TASK DESCRIPTION: Among the lines below, list those containing the string "Geral".

EXERCISE INPUT:
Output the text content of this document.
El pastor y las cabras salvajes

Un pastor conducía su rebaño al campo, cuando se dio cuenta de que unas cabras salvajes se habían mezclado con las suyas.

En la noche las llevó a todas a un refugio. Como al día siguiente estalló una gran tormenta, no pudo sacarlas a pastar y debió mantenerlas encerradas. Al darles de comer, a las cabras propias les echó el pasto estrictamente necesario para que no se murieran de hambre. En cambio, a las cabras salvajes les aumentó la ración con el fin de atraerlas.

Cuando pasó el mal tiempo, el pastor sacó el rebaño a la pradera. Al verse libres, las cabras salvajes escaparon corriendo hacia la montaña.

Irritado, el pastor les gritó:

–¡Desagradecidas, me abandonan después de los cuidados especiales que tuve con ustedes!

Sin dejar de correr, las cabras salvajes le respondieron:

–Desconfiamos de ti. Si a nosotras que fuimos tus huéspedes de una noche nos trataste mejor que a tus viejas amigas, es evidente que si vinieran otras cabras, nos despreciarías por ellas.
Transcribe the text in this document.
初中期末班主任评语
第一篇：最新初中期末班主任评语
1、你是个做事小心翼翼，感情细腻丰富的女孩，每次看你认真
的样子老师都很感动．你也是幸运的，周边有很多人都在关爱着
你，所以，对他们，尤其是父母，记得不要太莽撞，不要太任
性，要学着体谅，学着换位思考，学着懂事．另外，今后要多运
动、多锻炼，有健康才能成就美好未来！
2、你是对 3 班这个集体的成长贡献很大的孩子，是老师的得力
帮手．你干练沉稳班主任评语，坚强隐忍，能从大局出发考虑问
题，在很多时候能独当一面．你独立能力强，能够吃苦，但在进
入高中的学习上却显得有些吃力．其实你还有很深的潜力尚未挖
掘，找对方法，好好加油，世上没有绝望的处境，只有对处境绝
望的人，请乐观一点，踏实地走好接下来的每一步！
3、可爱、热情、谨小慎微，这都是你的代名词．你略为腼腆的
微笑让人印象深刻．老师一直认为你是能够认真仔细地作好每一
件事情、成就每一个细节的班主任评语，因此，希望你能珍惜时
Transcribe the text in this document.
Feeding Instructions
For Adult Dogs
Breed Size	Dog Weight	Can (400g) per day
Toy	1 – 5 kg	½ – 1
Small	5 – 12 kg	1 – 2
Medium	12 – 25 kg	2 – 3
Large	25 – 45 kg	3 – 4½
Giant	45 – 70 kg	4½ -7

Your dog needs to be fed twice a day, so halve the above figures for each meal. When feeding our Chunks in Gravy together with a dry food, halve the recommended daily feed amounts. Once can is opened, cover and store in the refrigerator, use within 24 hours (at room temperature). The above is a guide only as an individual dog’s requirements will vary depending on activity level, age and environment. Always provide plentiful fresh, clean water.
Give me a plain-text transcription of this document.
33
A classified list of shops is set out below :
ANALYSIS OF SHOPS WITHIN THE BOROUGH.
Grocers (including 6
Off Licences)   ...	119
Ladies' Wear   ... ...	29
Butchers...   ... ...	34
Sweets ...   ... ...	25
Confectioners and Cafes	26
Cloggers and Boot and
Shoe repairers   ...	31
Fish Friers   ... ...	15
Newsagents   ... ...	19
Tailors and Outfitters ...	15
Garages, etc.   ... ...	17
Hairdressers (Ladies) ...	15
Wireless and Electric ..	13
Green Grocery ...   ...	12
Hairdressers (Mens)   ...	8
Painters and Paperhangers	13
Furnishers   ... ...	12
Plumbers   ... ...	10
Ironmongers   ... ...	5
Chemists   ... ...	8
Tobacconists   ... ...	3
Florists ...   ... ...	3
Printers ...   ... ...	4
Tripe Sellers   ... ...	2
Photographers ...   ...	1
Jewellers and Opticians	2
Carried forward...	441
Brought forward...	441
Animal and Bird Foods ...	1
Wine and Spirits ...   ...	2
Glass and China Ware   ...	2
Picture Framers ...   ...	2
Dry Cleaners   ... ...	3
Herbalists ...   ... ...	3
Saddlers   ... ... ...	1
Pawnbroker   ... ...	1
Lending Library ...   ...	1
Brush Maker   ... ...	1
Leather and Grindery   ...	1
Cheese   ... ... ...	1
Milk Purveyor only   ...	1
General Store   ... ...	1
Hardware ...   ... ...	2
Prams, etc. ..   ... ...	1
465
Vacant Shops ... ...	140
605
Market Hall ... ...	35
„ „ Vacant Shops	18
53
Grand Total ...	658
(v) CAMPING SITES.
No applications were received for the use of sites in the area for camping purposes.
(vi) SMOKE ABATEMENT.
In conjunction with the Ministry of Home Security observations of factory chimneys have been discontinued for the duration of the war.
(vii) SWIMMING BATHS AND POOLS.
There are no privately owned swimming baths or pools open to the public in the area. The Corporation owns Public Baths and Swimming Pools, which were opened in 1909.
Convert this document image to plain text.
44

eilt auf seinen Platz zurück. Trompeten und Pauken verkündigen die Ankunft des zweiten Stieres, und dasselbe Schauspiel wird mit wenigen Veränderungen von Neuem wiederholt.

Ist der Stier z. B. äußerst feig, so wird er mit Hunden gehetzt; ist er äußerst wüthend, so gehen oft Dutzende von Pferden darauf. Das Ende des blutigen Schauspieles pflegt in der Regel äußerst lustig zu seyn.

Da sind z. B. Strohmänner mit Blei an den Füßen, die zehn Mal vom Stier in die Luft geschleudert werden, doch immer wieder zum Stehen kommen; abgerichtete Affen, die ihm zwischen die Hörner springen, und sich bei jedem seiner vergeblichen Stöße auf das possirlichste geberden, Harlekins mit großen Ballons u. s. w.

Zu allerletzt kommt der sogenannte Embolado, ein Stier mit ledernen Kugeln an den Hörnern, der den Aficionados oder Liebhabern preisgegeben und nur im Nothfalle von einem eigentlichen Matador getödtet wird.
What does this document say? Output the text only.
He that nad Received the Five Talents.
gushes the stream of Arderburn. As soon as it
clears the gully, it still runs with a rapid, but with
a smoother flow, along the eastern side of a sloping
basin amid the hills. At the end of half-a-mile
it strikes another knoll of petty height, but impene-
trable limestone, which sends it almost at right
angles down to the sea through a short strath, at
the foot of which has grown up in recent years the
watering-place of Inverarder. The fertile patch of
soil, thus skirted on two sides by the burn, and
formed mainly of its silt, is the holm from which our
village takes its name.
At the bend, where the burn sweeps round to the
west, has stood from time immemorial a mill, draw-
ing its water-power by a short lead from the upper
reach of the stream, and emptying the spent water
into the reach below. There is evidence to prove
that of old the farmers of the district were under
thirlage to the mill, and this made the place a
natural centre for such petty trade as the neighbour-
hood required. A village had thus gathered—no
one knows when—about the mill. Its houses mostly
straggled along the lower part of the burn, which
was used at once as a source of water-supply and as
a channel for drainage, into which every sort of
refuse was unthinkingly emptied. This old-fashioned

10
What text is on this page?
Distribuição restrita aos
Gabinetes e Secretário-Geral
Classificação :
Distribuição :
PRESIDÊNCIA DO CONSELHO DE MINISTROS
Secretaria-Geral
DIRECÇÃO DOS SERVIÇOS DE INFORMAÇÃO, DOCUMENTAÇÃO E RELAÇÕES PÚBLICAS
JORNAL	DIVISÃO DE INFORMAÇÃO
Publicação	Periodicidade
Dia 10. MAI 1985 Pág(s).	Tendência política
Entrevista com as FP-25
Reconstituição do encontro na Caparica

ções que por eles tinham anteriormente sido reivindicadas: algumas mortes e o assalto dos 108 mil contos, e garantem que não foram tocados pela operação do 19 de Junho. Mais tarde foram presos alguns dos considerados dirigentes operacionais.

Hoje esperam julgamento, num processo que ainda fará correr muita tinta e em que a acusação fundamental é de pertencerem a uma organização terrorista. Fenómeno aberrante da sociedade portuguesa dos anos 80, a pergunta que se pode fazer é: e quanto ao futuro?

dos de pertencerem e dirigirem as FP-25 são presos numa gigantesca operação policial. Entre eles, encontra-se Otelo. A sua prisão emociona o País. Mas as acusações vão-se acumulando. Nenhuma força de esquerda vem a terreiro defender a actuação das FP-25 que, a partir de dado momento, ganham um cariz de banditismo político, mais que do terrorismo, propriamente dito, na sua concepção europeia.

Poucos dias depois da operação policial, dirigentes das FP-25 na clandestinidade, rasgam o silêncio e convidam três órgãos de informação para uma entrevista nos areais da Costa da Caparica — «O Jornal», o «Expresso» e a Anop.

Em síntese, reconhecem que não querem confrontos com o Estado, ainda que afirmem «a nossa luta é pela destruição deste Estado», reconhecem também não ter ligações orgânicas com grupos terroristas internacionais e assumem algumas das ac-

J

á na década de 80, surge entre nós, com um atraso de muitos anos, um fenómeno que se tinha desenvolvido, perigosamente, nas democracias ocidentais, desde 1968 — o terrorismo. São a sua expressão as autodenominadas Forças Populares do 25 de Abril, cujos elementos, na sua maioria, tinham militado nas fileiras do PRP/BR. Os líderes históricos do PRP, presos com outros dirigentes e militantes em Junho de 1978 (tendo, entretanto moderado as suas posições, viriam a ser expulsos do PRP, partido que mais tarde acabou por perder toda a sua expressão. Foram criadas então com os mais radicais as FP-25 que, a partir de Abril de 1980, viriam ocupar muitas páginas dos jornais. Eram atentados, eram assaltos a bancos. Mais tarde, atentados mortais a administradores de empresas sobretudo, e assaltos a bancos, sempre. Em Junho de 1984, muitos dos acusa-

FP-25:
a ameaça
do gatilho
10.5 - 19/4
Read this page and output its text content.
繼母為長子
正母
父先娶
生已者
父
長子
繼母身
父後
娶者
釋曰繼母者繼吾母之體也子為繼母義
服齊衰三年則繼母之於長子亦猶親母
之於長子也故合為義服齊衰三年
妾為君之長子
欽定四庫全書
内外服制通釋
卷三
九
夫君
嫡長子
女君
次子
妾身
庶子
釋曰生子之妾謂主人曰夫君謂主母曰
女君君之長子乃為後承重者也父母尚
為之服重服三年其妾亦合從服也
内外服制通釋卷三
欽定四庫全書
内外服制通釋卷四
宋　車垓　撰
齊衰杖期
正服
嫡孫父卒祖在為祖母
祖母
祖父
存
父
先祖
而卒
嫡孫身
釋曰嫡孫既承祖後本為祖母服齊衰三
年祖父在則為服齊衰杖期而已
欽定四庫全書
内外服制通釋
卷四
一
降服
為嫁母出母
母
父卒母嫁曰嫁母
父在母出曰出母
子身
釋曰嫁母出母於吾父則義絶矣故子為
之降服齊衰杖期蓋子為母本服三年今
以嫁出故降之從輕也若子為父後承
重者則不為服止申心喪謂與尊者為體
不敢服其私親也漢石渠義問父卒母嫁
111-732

SOLUTION:
Gabinetes e Secretário-Geral
Secretaria-Geral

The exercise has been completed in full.